> Exercise aim:
Read the lines that follow and pick out every one containing the word "preview".

> Entries supplied:
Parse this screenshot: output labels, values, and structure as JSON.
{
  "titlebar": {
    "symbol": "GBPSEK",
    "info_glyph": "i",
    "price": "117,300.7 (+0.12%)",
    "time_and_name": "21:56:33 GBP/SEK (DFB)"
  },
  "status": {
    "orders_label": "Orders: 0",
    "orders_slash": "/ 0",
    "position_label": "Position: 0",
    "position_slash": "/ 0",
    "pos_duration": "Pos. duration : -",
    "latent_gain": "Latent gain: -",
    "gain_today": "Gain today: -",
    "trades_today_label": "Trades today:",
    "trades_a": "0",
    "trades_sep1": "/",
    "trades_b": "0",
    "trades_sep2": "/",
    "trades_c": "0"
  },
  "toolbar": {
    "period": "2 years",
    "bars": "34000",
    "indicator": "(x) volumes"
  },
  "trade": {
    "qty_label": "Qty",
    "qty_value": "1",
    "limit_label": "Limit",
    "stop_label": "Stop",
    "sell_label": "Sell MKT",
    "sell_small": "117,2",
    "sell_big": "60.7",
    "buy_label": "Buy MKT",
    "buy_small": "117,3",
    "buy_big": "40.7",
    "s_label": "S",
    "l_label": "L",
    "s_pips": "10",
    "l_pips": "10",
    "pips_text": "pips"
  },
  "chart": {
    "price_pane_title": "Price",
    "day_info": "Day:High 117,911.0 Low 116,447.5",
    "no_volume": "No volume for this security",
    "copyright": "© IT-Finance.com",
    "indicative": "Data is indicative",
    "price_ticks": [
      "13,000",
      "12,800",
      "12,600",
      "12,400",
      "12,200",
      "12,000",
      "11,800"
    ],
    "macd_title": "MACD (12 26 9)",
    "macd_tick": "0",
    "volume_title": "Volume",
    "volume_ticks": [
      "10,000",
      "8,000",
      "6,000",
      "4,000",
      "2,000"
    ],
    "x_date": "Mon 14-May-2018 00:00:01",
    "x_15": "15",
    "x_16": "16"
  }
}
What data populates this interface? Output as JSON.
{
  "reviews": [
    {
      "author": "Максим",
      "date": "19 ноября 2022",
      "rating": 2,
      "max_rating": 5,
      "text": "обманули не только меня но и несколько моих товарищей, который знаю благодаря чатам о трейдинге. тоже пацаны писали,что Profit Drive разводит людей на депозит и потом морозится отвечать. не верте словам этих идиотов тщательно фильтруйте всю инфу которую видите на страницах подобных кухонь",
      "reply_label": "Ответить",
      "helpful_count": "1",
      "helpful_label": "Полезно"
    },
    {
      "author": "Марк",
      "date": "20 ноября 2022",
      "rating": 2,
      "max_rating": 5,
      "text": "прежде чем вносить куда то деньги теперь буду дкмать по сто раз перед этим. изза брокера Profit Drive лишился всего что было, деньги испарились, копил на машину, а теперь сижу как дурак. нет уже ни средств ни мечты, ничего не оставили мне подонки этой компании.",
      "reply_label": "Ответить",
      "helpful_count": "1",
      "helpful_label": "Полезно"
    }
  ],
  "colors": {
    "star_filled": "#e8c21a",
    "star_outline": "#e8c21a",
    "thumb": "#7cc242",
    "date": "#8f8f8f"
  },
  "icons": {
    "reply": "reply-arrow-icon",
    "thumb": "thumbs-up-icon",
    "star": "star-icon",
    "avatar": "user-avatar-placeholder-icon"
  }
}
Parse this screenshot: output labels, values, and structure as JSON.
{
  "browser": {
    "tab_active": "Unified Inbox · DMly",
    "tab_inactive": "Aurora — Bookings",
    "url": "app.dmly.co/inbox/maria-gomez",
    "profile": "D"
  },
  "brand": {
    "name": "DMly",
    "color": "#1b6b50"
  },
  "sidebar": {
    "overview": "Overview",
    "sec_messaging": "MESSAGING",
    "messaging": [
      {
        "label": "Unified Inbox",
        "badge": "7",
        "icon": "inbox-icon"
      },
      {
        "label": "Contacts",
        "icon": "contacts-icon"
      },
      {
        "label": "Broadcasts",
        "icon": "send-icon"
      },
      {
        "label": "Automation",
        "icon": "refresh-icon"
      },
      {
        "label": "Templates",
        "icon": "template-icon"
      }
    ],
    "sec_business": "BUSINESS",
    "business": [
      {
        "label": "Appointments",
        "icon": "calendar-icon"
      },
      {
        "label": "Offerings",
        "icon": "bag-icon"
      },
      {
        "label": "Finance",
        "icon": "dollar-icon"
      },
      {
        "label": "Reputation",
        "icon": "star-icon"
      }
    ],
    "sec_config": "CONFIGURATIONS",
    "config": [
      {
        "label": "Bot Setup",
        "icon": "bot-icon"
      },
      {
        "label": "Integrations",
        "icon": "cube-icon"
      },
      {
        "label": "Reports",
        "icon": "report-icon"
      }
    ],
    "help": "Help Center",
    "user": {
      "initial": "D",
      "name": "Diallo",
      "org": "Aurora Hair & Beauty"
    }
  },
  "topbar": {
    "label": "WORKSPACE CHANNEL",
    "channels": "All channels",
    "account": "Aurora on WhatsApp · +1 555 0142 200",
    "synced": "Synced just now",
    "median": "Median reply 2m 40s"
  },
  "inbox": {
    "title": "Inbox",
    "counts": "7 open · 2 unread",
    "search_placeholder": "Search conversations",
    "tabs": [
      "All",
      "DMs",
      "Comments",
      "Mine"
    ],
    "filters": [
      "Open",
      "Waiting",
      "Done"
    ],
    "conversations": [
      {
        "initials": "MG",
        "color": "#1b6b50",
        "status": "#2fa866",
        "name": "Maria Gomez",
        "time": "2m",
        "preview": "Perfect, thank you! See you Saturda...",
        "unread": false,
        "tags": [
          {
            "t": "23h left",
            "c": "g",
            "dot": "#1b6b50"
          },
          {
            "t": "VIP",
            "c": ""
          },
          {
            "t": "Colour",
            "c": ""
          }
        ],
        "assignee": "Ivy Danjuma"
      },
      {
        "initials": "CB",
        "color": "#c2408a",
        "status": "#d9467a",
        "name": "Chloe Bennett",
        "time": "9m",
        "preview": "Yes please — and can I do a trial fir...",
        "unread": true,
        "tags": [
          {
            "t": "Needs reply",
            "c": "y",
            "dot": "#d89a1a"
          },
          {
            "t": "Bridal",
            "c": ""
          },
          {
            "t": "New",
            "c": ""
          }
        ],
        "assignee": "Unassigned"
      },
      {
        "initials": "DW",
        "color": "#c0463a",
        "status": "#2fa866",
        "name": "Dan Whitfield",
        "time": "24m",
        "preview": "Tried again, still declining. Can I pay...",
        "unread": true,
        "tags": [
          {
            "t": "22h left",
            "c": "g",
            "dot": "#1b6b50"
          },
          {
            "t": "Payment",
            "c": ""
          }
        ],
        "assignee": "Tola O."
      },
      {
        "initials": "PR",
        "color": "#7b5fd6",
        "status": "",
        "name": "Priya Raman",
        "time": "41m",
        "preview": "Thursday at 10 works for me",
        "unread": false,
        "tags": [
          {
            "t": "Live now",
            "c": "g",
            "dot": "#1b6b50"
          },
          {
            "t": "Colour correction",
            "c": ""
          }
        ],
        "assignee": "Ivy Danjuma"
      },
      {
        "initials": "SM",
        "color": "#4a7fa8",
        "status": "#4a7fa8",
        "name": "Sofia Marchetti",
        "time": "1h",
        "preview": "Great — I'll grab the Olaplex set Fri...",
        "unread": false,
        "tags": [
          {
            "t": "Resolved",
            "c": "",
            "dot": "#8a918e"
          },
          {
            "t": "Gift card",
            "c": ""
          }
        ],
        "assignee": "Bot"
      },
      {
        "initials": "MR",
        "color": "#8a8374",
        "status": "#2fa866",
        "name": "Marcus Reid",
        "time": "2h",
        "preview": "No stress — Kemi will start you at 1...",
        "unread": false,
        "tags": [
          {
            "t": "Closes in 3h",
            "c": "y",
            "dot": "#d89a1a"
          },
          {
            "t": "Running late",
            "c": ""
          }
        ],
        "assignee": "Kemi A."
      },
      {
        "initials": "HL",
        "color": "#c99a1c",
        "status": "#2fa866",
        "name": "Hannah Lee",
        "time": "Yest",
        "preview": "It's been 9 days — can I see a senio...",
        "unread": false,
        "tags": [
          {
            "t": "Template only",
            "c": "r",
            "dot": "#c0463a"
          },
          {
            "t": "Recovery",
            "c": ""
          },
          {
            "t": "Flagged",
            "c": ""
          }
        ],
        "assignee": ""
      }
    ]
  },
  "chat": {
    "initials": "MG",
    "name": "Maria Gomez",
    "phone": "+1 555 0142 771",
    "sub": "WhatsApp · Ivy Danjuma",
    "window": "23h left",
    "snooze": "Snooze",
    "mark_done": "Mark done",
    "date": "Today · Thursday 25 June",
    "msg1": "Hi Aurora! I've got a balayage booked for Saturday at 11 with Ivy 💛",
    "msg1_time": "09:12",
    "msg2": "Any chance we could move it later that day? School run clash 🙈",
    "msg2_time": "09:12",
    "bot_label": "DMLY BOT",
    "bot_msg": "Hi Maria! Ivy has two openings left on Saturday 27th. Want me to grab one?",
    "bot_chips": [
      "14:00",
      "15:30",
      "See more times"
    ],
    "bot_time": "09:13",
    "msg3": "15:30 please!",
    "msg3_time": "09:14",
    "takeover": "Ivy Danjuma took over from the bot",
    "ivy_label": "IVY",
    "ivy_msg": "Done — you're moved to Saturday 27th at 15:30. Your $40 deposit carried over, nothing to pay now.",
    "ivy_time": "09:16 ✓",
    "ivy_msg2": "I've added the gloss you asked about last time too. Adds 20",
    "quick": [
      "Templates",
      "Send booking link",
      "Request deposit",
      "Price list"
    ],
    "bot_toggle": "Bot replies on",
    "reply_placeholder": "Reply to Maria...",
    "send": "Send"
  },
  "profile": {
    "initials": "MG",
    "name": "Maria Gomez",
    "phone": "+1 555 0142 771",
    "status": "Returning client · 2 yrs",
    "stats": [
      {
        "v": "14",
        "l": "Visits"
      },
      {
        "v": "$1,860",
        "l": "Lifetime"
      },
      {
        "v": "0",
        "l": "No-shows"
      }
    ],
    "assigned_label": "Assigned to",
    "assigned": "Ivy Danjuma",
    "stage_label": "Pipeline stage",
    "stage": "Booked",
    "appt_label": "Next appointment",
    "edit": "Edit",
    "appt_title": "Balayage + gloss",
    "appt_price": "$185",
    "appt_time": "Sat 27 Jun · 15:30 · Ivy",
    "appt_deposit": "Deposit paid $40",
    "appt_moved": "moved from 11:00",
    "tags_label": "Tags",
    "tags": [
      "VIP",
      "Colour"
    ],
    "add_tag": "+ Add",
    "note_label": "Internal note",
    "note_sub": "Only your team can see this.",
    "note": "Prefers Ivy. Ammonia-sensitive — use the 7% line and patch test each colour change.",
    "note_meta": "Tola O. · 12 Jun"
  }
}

> Task output:
        "preview": "Perfect, thank you! See you Saturda...",
        "preview": "Yes please — and can I do a trial fir...",
        "preview": "Tried again, still declining. Can I pay...",
        "preview": "Thursday at 10 works for me",
        "preview": "Great — I'll grab the Olaplex set Fri...",
        "preview": "No stress — Kemi will start you at 1...",
        "preview": "It's been 9 days — can I see a senio...",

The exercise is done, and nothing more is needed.